Extracted records
>>>

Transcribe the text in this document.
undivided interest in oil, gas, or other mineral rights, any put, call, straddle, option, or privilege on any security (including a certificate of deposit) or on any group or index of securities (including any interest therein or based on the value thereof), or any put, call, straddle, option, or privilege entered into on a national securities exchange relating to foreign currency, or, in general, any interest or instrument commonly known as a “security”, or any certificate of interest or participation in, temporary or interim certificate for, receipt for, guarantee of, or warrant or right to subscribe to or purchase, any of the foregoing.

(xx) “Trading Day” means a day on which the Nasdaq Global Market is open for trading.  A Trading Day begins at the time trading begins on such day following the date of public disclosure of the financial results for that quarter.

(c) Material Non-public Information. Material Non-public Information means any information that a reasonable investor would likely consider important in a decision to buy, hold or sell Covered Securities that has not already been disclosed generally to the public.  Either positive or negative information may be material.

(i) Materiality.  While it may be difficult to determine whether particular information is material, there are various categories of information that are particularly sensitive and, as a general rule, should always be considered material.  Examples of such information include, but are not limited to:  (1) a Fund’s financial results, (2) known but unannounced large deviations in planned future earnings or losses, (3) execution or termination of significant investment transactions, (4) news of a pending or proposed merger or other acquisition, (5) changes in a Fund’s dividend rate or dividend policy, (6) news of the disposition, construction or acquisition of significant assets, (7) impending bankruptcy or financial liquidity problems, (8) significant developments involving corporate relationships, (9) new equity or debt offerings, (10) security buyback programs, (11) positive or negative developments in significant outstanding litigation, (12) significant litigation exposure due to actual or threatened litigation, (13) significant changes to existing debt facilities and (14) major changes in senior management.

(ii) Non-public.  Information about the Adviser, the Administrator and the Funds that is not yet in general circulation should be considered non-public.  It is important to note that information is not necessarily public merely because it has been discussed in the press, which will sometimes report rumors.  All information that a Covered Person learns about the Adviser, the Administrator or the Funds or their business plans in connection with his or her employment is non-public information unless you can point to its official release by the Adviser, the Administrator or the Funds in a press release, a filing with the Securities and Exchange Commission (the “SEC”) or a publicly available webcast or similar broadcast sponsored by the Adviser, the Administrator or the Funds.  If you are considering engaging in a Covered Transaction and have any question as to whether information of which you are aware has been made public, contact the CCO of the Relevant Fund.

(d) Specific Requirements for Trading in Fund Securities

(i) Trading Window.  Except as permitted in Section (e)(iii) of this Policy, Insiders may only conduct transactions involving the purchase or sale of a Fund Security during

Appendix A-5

<<<

Only lines with the string "this" belong in your answer; copy each one.

Transcribe the text in this document.
(i) Trading Window.  Except as permitted in Section (e)(iii) of this Policy, Insiders may only conduct transactions involving the purchase or sale of a Fund Security during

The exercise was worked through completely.